AIM OF THE EXERCISE ->
Omit every picture while repeating the entries exactly.

───── MATERIAL SUPPLIED ─────

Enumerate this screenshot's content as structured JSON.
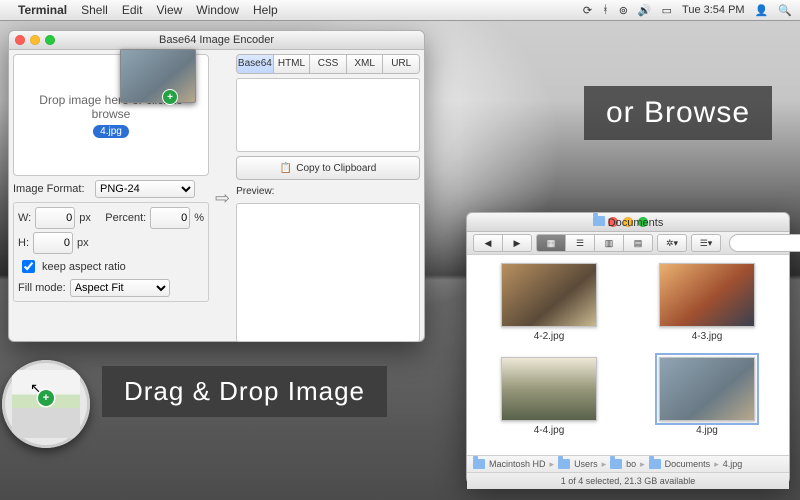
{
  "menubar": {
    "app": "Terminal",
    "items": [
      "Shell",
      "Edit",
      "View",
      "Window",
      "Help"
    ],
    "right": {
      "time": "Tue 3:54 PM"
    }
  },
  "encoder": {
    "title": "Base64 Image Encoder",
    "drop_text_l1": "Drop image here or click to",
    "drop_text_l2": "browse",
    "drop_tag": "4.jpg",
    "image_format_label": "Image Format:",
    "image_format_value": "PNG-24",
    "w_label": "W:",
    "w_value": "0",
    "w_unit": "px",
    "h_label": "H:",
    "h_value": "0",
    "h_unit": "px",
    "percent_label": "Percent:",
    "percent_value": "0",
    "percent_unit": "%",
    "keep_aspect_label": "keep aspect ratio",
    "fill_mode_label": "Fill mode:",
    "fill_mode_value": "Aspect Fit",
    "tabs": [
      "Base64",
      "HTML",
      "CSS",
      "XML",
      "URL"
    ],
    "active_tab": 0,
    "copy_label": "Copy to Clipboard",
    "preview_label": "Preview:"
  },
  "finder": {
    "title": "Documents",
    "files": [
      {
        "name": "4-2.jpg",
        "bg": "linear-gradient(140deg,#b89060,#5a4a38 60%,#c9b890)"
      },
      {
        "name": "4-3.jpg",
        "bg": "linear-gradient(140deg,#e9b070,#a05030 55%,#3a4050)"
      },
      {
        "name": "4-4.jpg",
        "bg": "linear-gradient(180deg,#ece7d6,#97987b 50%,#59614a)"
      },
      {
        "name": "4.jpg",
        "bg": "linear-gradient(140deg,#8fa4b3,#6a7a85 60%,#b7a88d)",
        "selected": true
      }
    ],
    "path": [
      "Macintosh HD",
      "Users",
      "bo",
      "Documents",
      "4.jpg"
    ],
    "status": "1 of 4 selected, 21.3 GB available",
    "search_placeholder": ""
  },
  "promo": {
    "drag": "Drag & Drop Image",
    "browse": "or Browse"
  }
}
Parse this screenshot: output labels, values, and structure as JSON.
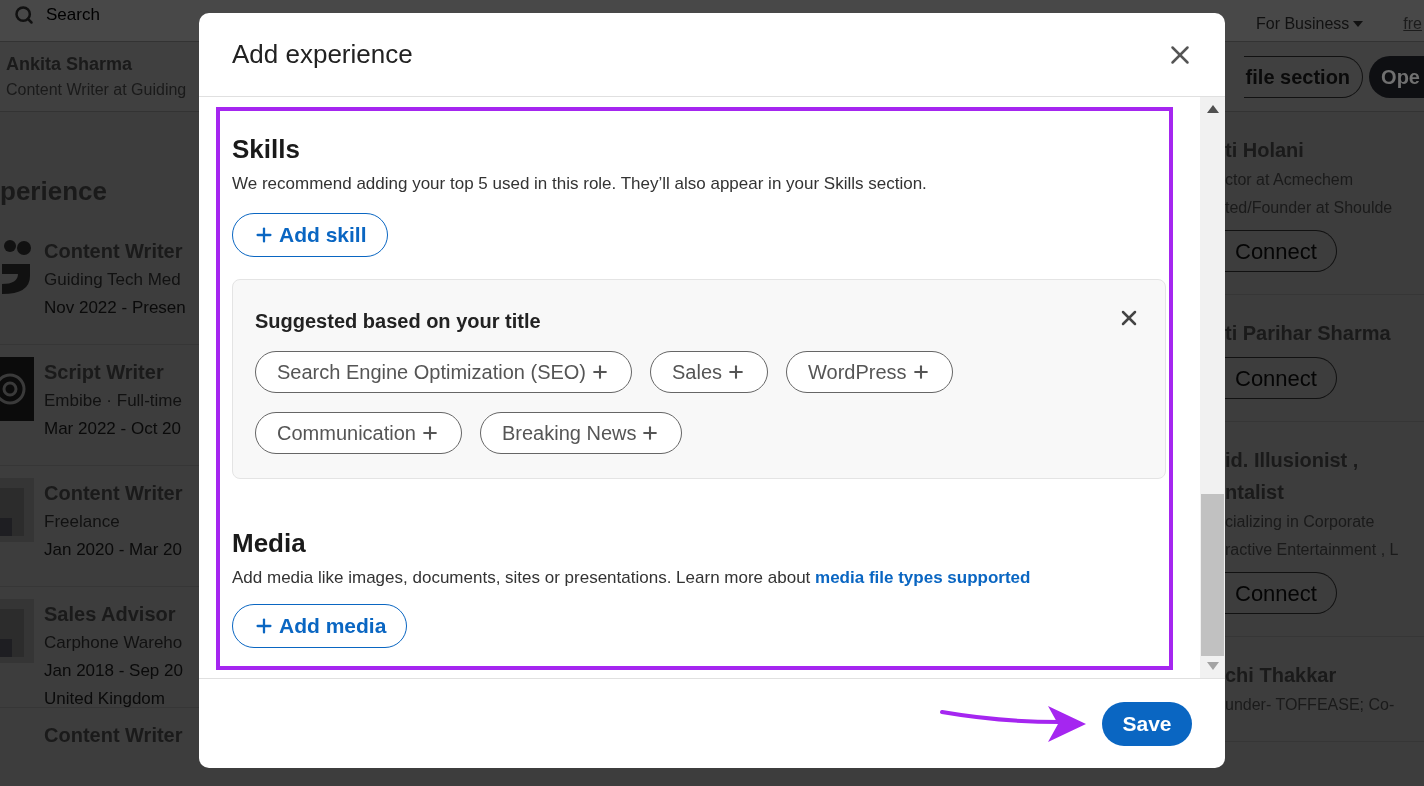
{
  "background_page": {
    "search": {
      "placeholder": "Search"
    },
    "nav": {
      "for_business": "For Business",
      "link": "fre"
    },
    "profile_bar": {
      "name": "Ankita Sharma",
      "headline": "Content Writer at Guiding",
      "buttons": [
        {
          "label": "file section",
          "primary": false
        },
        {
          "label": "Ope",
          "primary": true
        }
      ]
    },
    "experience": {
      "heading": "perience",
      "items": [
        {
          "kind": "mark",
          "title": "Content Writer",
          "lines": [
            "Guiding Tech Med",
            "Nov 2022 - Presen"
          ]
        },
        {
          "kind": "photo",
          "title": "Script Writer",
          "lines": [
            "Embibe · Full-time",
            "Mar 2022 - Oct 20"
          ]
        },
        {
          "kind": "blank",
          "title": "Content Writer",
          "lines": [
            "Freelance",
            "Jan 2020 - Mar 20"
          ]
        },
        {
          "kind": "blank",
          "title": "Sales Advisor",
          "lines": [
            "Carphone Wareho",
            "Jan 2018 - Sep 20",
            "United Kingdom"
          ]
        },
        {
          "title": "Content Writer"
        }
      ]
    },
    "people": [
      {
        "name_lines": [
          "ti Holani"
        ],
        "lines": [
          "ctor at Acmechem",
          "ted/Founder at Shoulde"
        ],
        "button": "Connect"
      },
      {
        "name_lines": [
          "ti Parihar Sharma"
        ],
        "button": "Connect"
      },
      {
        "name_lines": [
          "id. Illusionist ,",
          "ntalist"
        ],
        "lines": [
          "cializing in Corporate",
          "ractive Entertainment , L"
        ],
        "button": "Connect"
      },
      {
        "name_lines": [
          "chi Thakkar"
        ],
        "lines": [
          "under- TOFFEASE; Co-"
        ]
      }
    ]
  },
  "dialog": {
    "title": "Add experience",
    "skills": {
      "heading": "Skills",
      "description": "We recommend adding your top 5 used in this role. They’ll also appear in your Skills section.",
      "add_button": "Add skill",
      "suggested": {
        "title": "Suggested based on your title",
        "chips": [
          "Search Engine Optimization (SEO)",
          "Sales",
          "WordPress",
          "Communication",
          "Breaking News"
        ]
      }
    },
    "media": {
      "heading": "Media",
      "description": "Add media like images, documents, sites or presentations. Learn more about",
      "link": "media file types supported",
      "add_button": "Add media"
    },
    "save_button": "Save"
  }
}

─────

RESULT OF THE TASK ->
Enumerate this screenshot's content as structured JSON.
{
  "menubar": {
    "app": "Terminal",
    "items": [
      "Shell",
      "Edit",
      "View",
      "Window",
      "Help"
    ],
    "right": {
      "time": "Tue 3:54 PM"
    }
  },
  "encoder": {
    "title": "Base64 Image Encoder",
    "drop_text_l1": "Drop image here or click to",
    "drop_text_l2": "browse",
    "drop_tag": "4.jpg",
    "image_format_label": "Image Format:",
    "image_format_value": "PNG-24",
    "w_label": "W:",
    "w_value": "0",
    "w_unit": "px",
    "h_label": "H:",
    "h_value": "0",
    "h_unit": "px",
    "percent_label": "Percent:",
    "percent_value": "0",
    "percent_unit": "%",
    "keep_aspect_label": "keep aspect ratio",
    "fill_mode_label": "Fill mode:",
    "fill_mode_value": "Aspect Fit",
    "tabs": [
      "Base64",
      "HTML",
      "CSS",
      "XML",
      "URL"
    ],
    "active_tab": 0,
    "copy_label": "Copy to Clipboard",
    "preview_label": "Preview:"
  },
  "finder": {
    "title": "Documents",
    "files": [
      {
        "name": "4-2.jpg",
        "bg": "linear-gradient(140deg,#b89060,#5a4a38 60%,#c9b890)"
      },
      {
        "name": "4-3.jpg",
        "bg": "linear-gradient(140deg,#e9b070,#a05030 55%,#3a4050)"
      },
      {
        "name": "4-4.jpg",
        "bg": "linear-gradient(180deg,#ece7d6,#97987b 50%,#59614a)"
      },
      {
        "name": "4.jpg",
        "bg": "linear-gradient(140deg,#8fa4b3,#6a7a85 60%,#b7a88d)",
        "selected": true
      }
    ],
    "path": [
      "Macintosh HD",
      "Users",
      "bo",
      "Documents",
      "4.jpg"
    ],
    "status": "1 of 4 selected, 21.3 GB available",
    "search_placeholder": ""
  },
  "promo": {
    "drag": "Drag & Drop Image",
    "browse": "or Browse"
  }
}
Parse this screenshot: output labels, values, and structure as JSON.
{
  "background_page": {
    "search": {
      "placeholder": "Search"
    },
    "nav": {
      "for_business": "For Business",
      "link": "fre"
    },
    "profile_bar": {
      "name": "Ankita Sharma",
      "headline": "Content Writer at Guiding",
      "buttons": [
        {
          "label": "file section",
          "primary": false
        },
        {
          "label": "Ope",
          "primary": true
        }
      ]
    },
    "experience": {
      "heading": "perience",
      "items": [
        {
          "kind": "mark",
          "title": "Content Writer",
          "lines": [
            "Guiding Tech Med",
            "Nov 2022 - Presen"
          ]
        },
        {
          "kind": "photo",
          "title": "Script Writer",
          "lines": [
            "Embibe · Full-time",
            "Mar 2022 - Oct 20"
          ]
        },
        {
          "kind": "blank",
          "title": "Content Writer",
          "lines": [
            "Freelance",
            "Jan 2020 - Mar 20"
          ]
        },
        {
          "kind": "blank",
          "title": "Sales Advisor",
          "lines": [
            "Carphone Wareho",
            "Jan 2018 - Sep 20",
            "United Kingdom"
          ]
        },
        {
          "title": "Content Writer"
        }
      ]
    },
    "people": [
      {
        "name_lines": [
          "ti Holani"
        ],
        "lines": [
          "ctor at Acmechem",
          "ted/Founder at Shoulde"
        ],
        "button": "Connect"
      },
      {
        "name_lines": [
          "ti Parihar Sharma"
        ],
        "button": "Connect"
      },
      {
        "name_lines": [
          "id. Illusionist ,",
          "ntalist"
        ],
        "lines": [
          "cializing in Corporate",
          "ractive Entertainment , L"
        ],
        "button": "Connect"
      },
      {
        "name_lines": [
          "chi Thakkar"
        ],
        "lines": [
          "under- TOFFEASE; Co-"
        ]
      }
    ]
  },
  "dialog": {
    "title": "Add experience",
    "skills": {
      "heading": "Skills",
      "description": "We recommend adding your top 5 used in this role. They’ll also appear in your Skills section.",
      "add_button": "Add skill",
      "suggested": {
        "title": "Suggested based on your title",
        "chips": [
          "Search Engine Optimization (SEO)",
          "Sales",
          "WordPress",
          "Communication",
          "Breaking News"
        ]
      }
    },
    "media": {
      "heading": "Media",
      "description": "Add media like images, documents, sites or presentations. Learn more about",
      "link": "media file types supported",
      "add_button": "Add media"
    },
    "save_button": "Save"
  }
}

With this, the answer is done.